Page |
((
Given that the behaviour of PDO based connections differs in several ways to server specific connector libraries, wouldn't it be more ideal to extend the individual connector classes? E.g. SS_Database > MySQLDatabase > PDOMySQLDatabase. This would give users the ability to specify in their database connection configuration which connector they prefer to use.

We could provide a basic non-pdo wrapper in SS_Database for queries with named parameters, and provide any mysql specific parameter handling in MySQLDatabase (for PDO-less servers). PDOMySQLDatabase could then provide PDO driven implementations of all database functions.

Due to the level of code duplication that would arise from individual implementations of PDO for each database connector, PDODatabase could be implemented to encapsulate this PDO code and use dependency injection to mark this as a dependency for each of the PDOxxxxDatabase connectors.
))
Extracted records |
((
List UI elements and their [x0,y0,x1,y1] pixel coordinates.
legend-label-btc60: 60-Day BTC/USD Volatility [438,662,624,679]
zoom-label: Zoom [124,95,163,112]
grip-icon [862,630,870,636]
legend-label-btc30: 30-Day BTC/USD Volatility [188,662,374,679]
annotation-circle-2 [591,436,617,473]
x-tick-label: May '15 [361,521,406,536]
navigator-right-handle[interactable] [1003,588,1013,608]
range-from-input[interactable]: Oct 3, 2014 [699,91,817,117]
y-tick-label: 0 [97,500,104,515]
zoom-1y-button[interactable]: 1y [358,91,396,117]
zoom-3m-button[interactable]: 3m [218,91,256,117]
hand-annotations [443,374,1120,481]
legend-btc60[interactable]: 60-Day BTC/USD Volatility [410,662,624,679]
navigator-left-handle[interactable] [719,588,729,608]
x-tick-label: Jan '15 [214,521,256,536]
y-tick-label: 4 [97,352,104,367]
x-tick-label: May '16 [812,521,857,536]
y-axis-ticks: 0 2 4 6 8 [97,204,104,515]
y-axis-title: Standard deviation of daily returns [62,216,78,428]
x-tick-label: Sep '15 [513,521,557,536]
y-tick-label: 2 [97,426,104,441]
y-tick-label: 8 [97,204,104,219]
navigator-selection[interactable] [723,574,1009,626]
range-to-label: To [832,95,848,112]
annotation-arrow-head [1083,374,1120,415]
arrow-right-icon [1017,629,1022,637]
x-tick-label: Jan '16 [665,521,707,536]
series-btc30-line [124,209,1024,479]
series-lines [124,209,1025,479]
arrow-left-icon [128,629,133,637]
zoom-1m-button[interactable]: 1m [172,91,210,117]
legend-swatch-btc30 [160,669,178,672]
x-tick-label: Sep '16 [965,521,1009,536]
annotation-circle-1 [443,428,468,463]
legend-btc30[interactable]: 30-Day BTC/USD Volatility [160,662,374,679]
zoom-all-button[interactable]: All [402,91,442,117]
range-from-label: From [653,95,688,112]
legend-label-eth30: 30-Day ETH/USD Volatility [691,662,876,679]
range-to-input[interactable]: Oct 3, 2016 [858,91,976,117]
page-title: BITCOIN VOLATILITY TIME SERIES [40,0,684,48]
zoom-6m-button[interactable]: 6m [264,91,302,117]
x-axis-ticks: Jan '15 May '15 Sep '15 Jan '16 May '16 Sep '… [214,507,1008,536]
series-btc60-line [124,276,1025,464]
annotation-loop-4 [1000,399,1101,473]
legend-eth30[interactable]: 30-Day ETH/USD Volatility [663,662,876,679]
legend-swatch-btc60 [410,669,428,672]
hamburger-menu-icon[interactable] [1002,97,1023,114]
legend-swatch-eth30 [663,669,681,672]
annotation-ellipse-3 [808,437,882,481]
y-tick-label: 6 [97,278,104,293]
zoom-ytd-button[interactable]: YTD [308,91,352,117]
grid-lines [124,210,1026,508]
))
What to work on |
a – In the post about PDO database connectors, list the classes in the example hierarchy given after "E.g."
b – According to the post about PDO database connectors, what would extending the individual connector classes let users specify in their database connection configuration?

Results of the tasks |
a – SS_Database, MySQLDatabase, PDOMySQLDatabase

b – Which connector they prefer to use.